(WHAT NEEDS TO BE DONE)
Give the material again in full, matching it exactly.
# GIVEN ENTRIES start
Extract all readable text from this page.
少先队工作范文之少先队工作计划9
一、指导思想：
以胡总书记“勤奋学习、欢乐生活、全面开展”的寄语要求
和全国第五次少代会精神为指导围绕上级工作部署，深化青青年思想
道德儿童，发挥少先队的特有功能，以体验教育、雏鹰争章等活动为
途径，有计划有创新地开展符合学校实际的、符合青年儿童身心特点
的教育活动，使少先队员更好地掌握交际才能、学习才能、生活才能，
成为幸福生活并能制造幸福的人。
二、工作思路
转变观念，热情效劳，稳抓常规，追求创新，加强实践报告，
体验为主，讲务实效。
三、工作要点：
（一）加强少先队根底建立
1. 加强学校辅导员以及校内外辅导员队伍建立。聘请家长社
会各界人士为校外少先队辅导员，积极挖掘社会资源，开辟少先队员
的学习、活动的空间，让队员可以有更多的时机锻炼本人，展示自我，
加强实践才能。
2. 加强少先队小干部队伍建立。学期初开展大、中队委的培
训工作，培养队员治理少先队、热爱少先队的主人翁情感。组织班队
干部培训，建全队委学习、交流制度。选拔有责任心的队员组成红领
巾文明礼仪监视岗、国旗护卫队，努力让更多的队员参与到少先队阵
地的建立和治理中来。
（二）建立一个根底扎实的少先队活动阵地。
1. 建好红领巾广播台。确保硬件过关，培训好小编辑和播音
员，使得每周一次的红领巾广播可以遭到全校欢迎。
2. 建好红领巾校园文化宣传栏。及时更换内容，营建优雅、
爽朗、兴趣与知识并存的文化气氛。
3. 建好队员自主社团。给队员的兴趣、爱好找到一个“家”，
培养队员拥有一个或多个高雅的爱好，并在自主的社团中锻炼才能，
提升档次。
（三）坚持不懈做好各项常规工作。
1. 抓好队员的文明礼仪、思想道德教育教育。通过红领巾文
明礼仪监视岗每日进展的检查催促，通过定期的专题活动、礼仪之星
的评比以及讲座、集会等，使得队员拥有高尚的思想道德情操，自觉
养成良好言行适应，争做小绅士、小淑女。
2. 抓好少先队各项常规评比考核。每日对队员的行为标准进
# GIVEN ENTRIES end
(SOLUTION)
Extract all readable text from this page.
少先队工作范文之少先队工作计划9
一、指导思想：
以胡总书记“勤奋学习、欢乐生活、全面开展”的寄语要求
和全国第五次少代会精神为指导围绕上级工作部署，深化青青年思想
道德儿童，发挥少先队的特有功能，以体验教育、雏鹰争章等活动为
途径，有计划有创新地开展符合学校实际的、符合青年儿童身心特点
的教育活动，使少先队员更好地掌握交际才能、学习才能、生活才能，
成为幸福生活并能制造幸福的人。
二、工作思路
转变观念，热情效劳，稳抓常规，追求创新，加强实践报告，
体验为主，讲务实效。
三、工作要点：
（一）加强少先队根底建立
1. 加强学校辅导员以及校内外辅导员队伍建立。聘请家长社
会各界人士为校外少先队辅导员，积极挖掘社会资源，开辟少先队员
的学习、活动的空间，让队员可以有更多的时机锻炼本人，展示自我，
加强实践才能。
2. 加强少先队小干部队伍建立。学期初开展大、中队委的培
训工作，培养队员治理少先队、热爱少先队的主人翁情感。组织班队
干部培训，建全队委学习、交流制度。选拔有责任心的队员组成红领
巾文明礼仪监视岗、国旗护卫队，努力让更多的队员参与到少先队阵
地的建立和治理中来。
（二）建立一个根底扎实的少先队活动阵地。
1. 建好红领巾广播台。确保硬件过关，培训好小编辑和播音
员，使得每周一次的红领巾广播可以遭到全校欢迎。
2. 建好红领巾校园文化宣传栏。及时更换内容，营建优雅、
爽朗、兴趣与知识并存的文化气氛。
3. 建好队员自主社团。给队员的兴趣、爱好找到一个“家”，
培养队员拥有一个或多个高雅的爱好，并在自主的社团中锻炼才能，
提升档次。
（三）坚持不懈做好各项常规工作。
1. 抓好队员的文明礼仪、思想道德教育教育。通过红领巾文
明礼仪监视岗每日进展的检查催促，通过定期的专题活动、礼仪之星
的评比以及讲座、集会等，使得队员拥有高尚的思想道德情操，自觉
养成良好言行适应，争做小绅士、小淑女。
2. 抓好少先队各项常规评比考核。每日对队员的行为标准进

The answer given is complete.